- TASK: Exactly repeat the full listing that follows.

- EXTRACTED MATERIAL:
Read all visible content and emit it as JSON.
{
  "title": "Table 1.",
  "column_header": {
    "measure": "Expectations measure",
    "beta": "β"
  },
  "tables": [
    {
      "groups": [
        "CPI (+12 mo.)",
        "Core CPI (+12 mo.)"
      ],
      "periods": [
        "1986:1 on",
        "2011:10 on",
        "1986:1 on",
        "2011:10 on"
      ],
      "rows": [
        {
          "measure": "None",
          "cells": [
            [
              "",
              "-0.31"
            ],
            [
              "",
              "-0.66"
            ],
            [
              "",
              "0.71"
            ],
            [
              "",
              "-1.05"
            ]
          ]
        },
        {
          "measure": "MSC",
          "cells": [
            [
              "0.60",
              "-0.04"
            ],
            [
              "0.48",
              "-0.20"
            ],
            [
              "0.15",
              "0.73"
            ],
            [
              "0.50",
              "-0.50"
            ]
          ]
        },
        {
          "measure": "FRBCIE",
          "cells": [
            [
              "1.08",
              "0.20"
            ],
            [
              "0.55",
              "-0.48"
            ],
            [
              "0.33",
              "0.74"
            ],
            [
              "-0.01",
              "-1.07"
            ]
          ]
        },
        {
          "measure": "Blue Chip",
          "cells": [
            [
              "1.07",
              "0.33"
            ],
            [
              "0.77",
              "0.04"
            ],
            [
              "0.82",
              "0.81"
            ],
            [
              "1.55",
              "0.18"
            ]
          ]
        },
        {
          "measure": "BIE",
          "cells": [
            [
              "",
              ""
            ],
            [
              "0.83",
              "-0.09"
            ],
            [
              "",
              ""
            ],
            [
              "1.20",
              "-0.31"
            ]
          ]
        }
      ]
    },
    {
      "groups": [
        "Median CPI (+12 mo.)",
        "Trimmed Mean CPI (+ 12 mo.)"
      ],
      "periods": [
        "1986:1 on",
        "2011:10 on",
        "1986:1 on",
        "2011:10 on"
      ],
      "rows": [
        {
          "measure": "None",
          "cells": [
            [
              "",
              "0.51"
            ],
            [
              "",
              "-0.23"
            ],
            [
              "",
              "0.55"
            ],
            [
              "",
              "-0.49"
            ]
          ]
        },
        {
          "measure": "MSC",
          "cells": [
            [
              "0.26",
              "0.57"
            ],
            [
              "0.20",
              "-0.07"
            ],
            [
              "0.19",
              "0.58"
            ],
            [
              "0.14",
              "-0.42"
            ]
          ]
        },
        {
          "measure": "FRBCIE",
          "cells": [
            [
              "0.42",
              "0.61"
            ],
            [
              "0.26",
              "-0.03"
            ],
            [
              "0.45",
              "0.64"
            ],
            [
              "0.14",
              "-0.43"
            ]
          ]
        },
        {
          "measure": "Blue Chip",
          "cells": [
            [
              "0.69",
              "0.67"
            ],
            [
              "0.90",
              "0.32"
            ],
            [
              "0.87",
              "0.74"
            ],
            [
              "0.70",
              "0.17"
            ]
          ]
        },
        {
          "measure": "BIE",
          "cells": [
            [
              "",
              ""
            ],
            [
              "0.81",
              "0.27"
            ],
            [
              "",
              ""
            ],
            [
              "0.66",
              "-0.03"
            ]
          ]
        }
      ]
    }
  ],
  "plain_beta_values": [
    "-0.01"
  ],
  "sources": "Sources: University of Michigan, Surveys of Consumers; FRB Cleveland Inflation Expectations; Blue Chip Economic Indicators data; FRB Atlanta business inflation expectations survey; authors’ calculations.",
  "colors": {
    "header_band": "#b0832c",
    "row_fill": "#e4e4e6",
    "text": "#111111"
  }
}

- FINISHED TASK:
Read all visible content and emit it as JSON.
{
  "title": "Table 1.",
  "column_header": {
    "measure": "Expectations measure",
    "beta": "β"
  },
  "tables": [
    {
      "groups": [
        "CPI (+12 mo.)",
        "Core CPI (+12 mo.)"
      ],
      "periods": [
        "1986:1 on",
        "2011:10 on",
        "1986:1 on",
        "2011:10 on"
      ],
      "rows": [
        {
          "measure": "None",
          "cells": [
            [
              "",
              "-0.31"
            ],
            [
              "",
              "-0.66"
            ],
            [
              "",
              "0.71"
            ],
            [
              "",
              "-1.05"
            ]
          ]
        },
        {
          "measure": "MSC",
          "cells": [
            [
              "0.60",
              "-0.04"
            ],
            [
              "0.48",
              "-0.20"
            ],
            [
              "0.15",
              "0.73"
            ],
            [
              "0.50",
              "-0.50"
            ]
          ]
        },
        {
          "measure": "FRBCIE",
          "cells": [
            [
              "1.08",
              "0.20"
            ],
            [
              "0.55",
              "-0.48"
            ],
            [
              "0.33",
              "0.74"
            ],
            [
              "-0.01",
              "-1.07"
            ]
          ]
        },
        {
          "measure": "Blue Chip",
          "cells": [
            [
              "1.07",
              "0.33"
            ],
            [
              "0.77",
              "0.04"
            ],
            [
              "0.82",
              "0.81"
            ],
            [
              "1.55",
              "0.18"
            ]
          ]
        },
        {
          "measure": "BIE",
          "cells": [
            [
              "",
              ""
            ],
            [
              "0.83",
              "-0.09"
            ],
            [
              "",
              ""
            ],
            [
              "1.20",
              "-0.31"
            ]
          ]
        }
      ]
    },
    {
      "groups": [
        "Median CPI (+12 mo.)",
        "Trimmed Mean CPI (+ 12 mo.)"
      ],
      "periods": [
        "1986:1 on",
        "2011:10 on",
        "1986:1 on",
        "2011:10 on"
      ],
      "rows": [
        {
          "measure": "None",
          "cells": [
            [
              "",
              "0.51"
            ],
            [
              "",
              "-0.23"
            ],
            [
              "",
              "0.55"
            ],
            [
              "",
              "-0.49"
            ]
          ]
        },
        {
          "measure": "MSC",
          "cells": [
            [
              "0.26",
              "0.57"
            ],
            [
              "0.20",
              "-0.07"
            ],
            [
              "0.19",
              "0.58"
            ],
            [
              "0.14",
              "-0.42"
            ]
          ]
        },
        {
          "measure": "FRBCIE",
          "cells": [
            [
              "0.42",
              "0.61"
            ],
            [
              "0.26",
              "-0.03"
            ],
            [
              "0.45",
              "0.64"
            ],
            [
              "0.14",
              "-0.43"
            ]
          ]
        },
        {
          "measure": "Blue Chip",
          "cells": [
            [
              "0.69",
              "0.67"
            ],
            [
              "0.90",
              "0.32"
            ],
            [
              "0.87",
              "0.74"
            ],
            [
              "0.70",
              "0.17"
            ]
          ]
        },
        {
          "measure": "BIE",
          "cells": [
            [
              "",
              ""
            ],
            [
              "0.81",
              "0.27"
            ],
            [
              "",
              ""
            ],
            [
              "0.66",
              "-0.03"
            ]
          ]
        }
      ]
    }
  ],
  "plain_beta_values": [
    "-0.01"
  ],
  "sources": "Sources: University of Michigan, Surveys of Consumers; FRB Cleveland Inflation Expectations; Blue Chip Economic Indicators data; FRB Atlanta business inflation expectations survey; authors’ calculations.",
  "colors": {
    "header_band": "#b0832c",
    "row_fill": "#e4e4e6",
    "text": "#111111"
  }
}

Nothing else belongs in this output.